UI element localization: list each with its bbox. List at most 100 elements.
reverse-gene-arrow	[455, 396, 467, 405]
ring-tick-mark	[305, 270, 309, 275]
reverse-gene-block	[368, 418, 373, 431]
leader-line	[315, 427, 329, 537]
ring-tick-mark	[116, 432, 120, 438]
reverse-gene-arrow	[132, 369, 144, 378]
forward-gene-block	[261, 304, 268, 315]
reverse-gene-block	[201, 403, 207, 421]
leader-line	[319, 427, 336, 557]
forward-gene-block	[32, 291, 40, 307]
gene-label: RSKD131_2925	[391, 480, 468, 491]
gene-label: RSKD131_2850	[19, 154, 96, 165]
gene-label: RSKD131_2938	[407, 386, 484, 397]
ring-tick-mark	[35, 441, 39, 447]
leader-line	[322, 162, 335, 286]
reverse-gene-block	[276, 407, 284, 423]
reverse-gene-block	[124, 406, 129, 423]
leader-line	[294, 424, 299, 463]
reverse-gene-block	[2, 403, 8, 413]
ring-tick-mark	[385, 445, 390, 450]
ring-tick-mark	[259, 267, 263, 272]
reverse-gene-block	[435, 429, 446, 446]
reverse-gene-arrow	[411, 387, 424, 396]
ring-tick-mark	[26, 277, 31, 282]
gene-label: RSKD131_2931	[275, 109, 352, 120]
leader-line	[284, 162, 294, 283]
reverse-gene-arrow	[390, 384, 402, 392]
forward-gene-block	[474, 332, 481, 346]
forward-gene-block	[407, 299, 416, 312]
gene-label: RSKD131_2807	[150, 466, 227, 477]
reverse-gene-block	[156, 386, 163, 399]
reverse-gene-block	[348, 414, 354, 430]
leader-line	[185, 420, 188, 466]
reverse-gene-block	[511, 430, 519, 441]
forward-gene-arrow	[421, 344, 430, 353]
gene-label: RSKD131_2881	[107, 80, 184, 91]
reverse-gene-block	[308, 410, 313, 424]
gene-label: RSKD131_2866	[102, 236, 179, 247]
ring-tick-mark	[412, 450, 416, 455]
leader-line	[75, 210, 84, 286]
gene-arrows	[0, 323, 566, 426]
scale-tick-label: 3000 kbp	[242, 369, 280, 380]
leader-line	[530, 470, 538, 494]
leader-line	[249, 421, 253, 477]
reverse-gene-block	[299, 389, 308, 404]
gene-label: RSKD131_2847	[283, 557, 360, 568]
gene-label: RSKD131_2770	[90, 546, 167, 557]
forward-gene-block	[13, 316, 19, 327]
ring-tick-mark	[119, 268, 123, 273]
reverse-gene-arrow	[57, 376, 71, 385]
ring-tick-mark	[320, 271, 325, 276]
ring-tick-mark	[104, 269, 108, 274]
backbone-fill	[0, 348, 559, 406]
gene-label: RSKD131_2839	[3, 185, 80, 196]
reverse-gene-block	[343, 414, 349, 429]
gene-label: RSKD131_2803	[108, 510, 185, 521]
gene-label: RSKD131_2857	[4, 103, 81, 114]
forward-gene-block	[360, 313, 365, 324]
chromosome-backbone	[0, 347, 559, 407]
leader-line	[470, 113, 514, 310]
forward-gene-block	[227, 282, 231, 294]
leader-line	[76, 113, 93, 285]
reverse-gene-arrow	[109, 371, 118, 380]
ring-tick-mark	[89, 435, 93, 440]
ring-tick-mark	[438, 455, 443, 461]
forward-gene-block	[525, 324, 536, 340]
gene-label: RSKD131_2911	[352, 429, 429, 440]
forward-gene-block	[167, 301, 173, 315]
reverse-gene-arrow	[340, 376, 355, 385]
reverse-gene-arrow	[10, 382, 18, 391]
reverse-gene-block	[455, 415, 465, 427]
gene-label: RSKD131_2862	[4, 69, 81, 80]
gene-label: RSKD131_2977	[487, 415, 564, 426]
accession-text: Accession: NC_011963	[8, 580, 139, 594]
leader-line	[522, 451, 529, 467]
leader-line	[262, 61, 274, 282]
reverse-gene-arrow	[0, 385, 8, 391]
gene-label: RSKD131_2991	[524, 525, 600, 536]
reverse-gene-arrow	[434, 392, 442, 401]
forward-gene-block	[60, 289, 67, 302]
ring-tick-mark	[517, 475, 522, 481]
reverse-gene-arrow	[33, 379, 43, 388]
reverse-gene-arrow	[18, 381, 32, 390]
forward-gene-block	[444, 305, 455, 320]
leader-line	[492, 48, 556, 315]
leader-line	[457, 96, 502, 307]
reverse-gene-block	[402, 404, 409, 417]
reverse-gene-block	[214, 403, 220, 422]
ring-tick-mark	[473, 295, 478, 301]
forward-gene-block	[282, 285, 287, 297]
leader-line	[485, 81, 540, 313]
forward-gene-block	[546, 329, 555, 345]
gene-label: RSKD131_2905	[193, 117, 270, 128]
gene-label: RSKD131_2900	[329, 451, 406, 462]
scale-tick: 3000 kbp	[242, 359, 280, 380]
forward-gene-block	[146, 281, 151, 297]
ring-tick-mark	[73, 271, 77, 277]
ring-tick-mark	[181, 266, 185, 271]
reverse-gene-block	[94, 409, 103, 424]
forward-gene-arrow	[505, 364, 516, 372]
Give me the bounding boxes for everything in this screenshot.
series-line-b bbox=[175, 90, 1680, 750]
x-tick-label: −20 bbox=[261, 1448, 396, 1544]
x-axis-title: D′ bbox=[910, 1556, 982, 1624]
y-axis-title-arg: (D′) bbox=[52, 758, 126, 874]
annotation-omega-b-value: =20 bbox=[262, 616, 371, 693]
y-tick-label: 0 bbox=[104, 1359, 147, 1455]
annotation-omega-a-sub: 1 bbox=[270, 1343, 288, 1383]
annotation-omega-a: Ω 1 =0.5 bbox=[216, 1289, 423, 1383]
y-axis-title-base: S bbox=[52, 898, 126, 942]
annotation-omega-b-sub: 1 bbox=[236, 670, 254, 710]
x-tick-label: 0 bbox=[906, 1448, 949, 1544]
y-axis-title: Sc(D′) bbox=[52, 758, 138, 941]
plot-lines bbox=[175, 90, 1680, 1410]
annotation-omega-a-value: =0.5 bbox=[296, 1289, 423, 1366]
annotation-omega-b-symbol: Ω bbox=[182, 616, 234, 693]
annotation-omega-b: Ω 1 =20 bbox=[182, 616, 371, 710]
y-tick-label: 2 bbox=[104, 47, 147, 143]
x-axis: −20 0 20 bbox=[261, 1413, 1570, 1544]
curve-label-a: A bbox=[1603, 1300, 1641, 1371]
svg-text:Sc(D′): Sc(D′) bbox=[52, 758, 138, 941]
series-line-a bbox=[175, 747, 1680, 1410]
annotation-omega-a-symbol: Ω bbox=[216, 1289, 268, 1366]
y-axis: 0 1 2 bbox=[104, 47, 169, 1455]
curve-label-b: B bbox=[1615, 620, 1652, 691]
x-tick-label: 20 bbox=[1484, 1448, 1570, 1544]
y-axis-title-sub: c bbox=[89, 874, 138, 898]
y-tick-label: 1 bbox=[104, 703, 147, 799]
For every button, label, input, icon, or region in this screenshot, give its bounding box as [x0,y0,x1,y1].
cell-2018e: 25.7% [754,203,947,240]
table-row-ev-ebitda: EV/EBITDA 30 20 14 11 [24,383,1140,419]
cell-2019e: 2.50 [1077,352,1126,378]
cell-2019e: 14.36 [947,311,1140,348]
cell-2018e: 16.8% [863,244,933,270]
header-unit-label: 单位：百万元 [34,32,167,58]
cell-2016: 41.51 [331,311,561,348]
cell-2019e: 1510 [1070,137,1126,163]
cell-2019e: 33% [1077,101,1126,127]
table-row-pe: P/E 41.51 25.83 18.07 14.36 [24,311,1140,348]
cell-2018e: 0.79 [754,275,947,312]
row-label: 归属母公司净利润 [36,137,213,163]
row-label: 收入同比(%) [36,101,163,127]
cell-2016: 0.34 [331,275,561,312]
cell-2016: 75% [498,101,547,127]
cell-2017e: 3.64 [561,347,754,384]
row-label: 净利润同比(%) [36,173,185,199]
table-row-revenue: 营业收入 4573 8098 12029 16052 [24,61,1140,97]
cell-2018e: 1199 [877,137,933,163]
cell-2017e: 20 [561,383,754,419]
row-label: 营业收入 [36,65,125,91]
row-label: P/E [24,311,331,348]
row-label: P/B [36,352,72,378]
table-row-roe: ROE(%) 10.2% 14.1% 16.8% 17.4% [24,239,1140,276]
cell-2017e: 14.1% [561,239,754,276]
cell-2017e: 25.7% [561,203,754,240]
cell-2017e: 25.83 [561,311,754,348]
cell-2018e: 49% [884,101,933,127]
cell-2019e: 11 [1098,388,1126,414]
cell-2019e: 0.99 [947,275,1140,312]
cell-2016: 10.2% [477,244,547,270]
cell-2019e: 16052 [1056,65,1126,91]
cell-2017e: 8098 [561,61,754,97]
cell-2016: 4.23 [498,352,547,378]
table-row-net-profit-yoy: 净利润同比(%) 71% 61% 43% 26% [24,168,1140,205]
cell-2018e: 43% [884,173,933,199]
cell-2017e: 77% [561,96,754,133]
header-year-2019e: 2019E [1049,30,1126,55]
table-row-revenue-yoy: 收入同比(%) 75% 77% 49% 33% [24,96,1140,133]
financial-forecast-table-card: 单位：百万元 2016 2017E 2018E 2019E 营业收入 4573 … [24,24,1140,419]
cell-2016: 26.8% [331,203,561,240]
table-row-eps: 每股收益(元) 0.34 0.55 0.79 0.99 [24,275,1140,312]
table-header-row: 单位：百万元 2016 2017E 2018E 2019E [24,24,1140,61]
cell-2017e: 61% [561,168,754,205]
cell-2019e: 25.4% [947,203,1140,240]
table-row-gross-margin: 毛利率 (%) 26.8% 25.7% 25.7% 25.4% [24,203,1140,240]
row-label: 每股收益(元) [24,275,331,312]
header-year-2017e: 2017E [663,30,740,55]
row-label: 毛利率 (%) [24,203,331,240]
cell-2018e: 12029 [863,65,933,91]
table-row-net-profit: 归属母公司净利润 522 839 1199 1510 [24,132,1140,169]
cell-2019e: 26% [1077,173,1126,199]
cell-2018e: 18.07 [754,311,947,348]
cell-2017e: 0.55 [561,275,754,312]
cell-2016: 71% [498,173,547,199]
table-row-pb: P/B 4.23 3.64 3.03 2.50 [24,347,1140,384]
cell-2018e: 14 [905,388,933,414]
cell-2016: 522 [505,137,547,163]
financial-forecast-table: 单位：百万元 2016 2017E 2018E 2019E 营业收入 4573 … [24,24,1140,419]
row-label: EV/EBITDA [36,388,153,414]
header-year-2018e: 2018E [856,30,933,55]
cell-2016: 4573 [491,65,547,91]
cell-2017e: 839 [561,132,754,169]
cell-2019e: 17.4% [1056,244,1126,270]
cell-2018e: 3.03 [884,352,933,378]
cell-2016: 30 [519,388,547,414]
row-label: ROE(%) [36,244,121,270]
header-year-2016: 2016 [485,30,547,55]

-*-

◆ Goal of the exercise
Can you reproduce word for word the material from its very first line up to and including the line that contains "384, 402, 392]"?

◆ Task answer
UI element localization: list each with its bbox. List at most 100 elements.
reverse-gene-arrow	[455, 396, 467, 405]
ring-tick-mark	[305, 270, 309, 275]
reverse-gene-block	[368, 418, 373, 431]
leader-line	[315, 427, 329, 537]
ring-tick-mark	[116, 432, 120, 438]
reverse-gene-arrow	[132, 369, 144, 378]
forward-gene-block	[261, 304, 268, 315]
reverse-gene-block	[201, 403, 207, 421]
leader-line	[319, 427, 336, 557]
forward-gene-block	[32, 291, 40, 307]
gene-label: RSKD131_2925	[391, 480, 468, 491]
gene-label: RSKD131_2850	[19, 154, 96, 165]
gene-label: RSKD131_2938	[407, 386, 484, 397]
ring-tick-mark	[35, 441, 39, 447]
leader-line	[322, 162, 335, 286]
reverse-gene-block	[276, 407, 284, 423]
reverse-gene-block	[124, 406, 129, 423]
leader-line	[294, 424, 299, 463]
reverse-gene-block	[2, 403, 8, 413]
ring-tick-mark	[385, 445, 390, 450]
ring-tick-mark	[259, 267, 263, 272]
reverse-gene-block	[435, 429, 446, 446]
reverse-gene-arrow	[411, 387, 424, 396]
ring-tick-mark	[26, 277, 31, 282]
gene-label: RSKD131_2931	[275, 109, 352, 120]
leader-line	[284, 162, 294, 283]
reverse-gene-arrow	[390, 384, 402, 392]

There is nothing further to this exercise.